Stored entries
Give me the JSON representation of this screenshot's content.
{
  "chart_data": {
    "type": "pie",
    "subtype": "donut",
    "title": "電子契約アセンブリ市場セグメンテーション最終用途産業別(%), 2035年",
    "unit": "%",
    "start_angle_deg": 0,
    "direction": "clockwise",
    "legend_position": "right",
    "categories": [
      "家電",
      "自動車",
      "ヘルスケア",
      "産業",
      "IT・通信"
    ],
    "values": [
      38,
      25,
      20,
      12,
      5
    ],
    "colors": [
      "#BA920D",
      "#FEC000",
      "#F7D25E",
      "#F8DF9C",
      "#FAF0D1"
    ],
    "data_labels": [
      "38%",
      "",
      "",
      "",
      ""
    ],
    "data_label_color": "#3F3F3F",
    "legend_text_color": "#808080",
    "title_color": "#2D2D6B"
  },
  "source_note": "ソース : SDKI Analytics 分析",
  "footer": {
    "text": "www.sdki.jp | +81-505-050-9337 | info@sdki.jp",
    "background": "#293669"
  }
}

▶ Exercise task
Copy out each line exactly.

▶ Response to this task
Give me the JSON representation of this screenshot's content.
{
  "chart_data": {
    "type": "pie",
    "subtype": "donut",
    "title": "電子契約アセンブリ市場セグメンテーション最終用途産業別(%), 2035年",
    "unit": "%",
    "start_angle_deg": 0,
    "direction": "clockwise",
    "legend_position": "right",
    "categories": [
      "家電",
      "自動車",
      "ヘルスケア",
      "産業",
      "IT・通信"
    ],
    "values": [
      38,
      25,
      20,
      12,
      5
    ],
    "colors": [
      "#BA920D",
      "#FEC000",
      "#F7D25E",
      "#F8DF9C",
      "#FAF0D1"
    ],
    "data_labels": [
      "38%",
      "",
      "",
      "",
      ""
    ],
    "data_label_color": "#3F3F3F",
    "legend_text_color": "#808080",
    "title_color": "#2D2D6B"
  },
  "source_note": "ソース : SDKI Analytics 分析",
  "footer": {
    "text": "www.sdki.jp | +81-505-050-9337 | info@sdki.jp",
    "background": "#293669"
  }
}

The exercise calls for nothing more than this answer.